— Task requirements —
Set the listing down again exactly, please, apart from its pictures.

═══

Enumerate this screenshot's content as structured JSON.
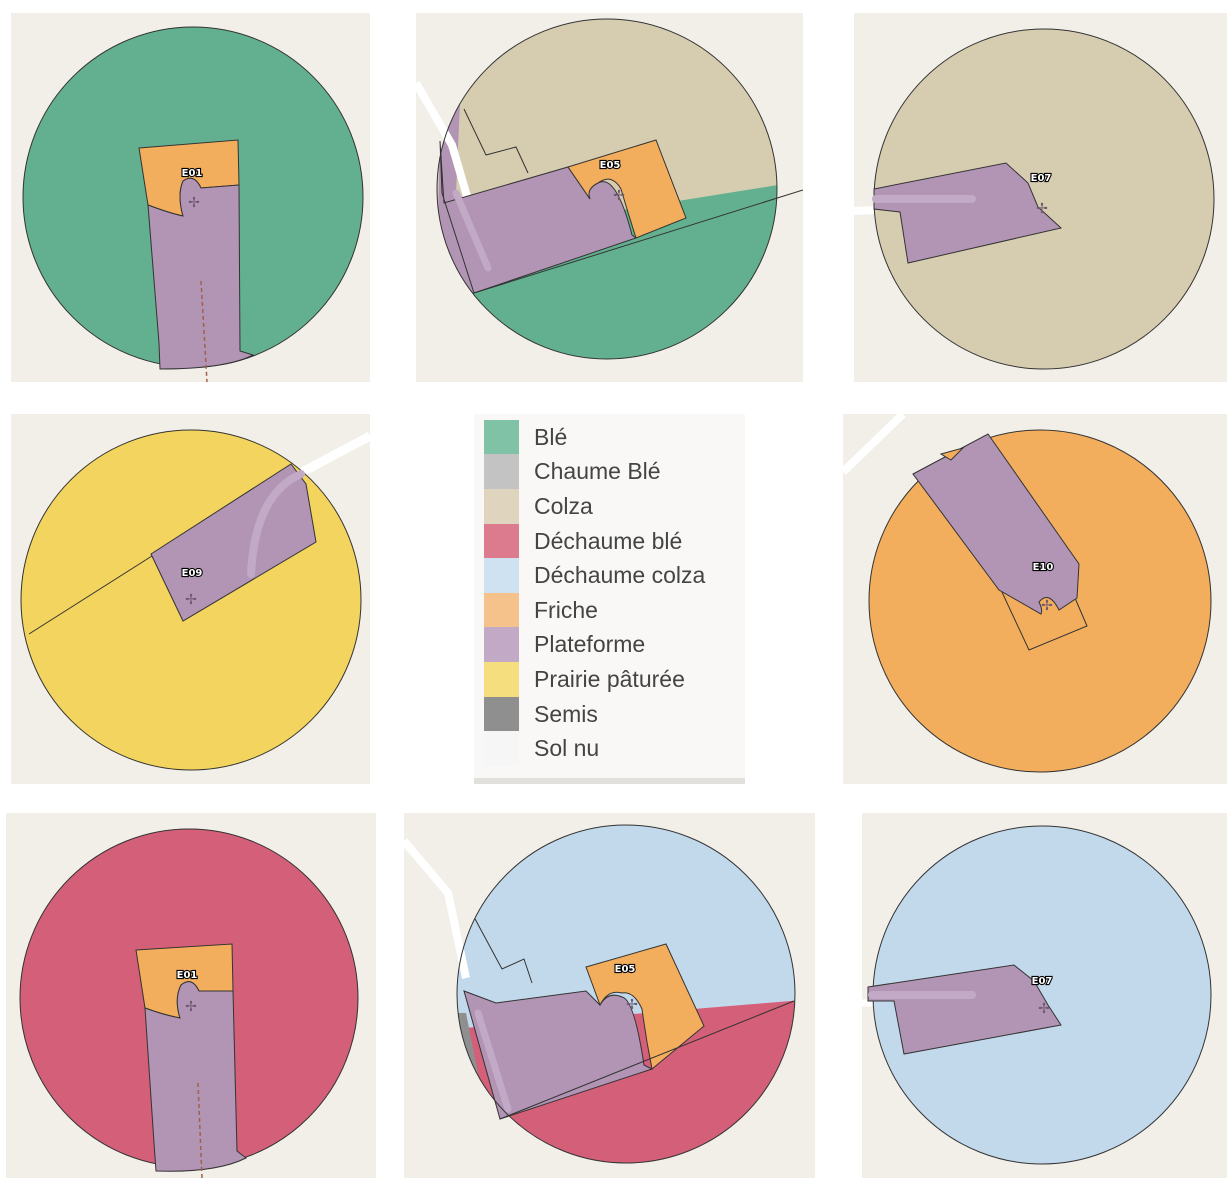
{
  "colors": {
    "ble": "#62b08f",
    "colza": "#d6ccaf",
    "friche": "#f3ae5d",
    "plateforme": "#b294b5",
    "prairie": "#f2d45e",
    "dechaume_ble": "#d45f78",
    "dechaume_colza": "#c2d9ec",
    "semis": "#8f8f8f",
    "background": "#f2efe9"
  },
  "turbines": [
    "E01",
    "E05",
    "E07",
    "E09",
    "E10",
    "E01",
    "E05",
    "E07"
  ],
  "legend": [
    {
      "label": "Blé",
      "color": "#80c2a5"
    },
    {
      "label": "Chaume Blé",
      "color": "#c3c3c3"
    },
    {
      "label": "Colza",
      "color": "#dfd5be"
    },
    {
      "label": "Déchaume blé",
      "color": "#dc7b8e"
    },
    {
      "label": "Déchaume colza",
      "color": "#cfe2f2"
    },
    {
      "label": "Friche",
      "color": "#f6c28b"
    },
    {
      "label": "Plateforme",
      "color": "#c2aac6"
    },
    {
      "label": "Prairie pâturée",
      "color": "#f5de7e"
    },
    {
      "label": "Semis",
      "color": "#8f8f8f"
    },
    {
      "label": "Sol nu",
      "color": "#f6f6f6"
    }
  ]
}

═══

— Exercise result —
Enumerate this screenshot's content as structured JSON.
{
  "colors": {
    "ble": "#62b08f",
    "colza": "#d6ccaf",
    "friche": "#f3ae5d",
    "plateforme": "#b294b5",
    "prairie": "#f2d45e",
    "dechaume_ble": "#d45f78",
    "dechaume_colza": "#c2d9ec",
    "semis": "#8f8f8f",
    "background": "#f2efe9"
  },
  "turbines": [
    "E01",
    "E05",
    "E07",
    "E09",
    "E10",
    "E01",
    "E05",
    "E07"
  ],
  "legend": [
    {
      "label": "Blé",
      "color": "#80c2a5"
    },
    {
      "label": "Chaume Blé",
      "color": "#c3c3c3"
    },
    {
      "label": "Colza",
      "color": "#dfd5be"
    },
    {
      "label": "Déchaume blé",
      "color": "#dc7b8e"
    },
    {
      "label": "Déchaume colza",
      "color": "#cfe2f2"
    },
    {
      "label": "Friche",
      "color": "#f6c28b"
    },
    {
      "label": "Plateforme",
      "color": "#c2aac6"
    },
    {
      "label": "Prairie pâturée",
      "color": "#f5de7e"
    },
    {
      "label": "Semis",
      "color": "#8f8f8f"
    },
    {
      "label": "Sol nu",
      "color": "#f6f6f6"
    }
  ]
}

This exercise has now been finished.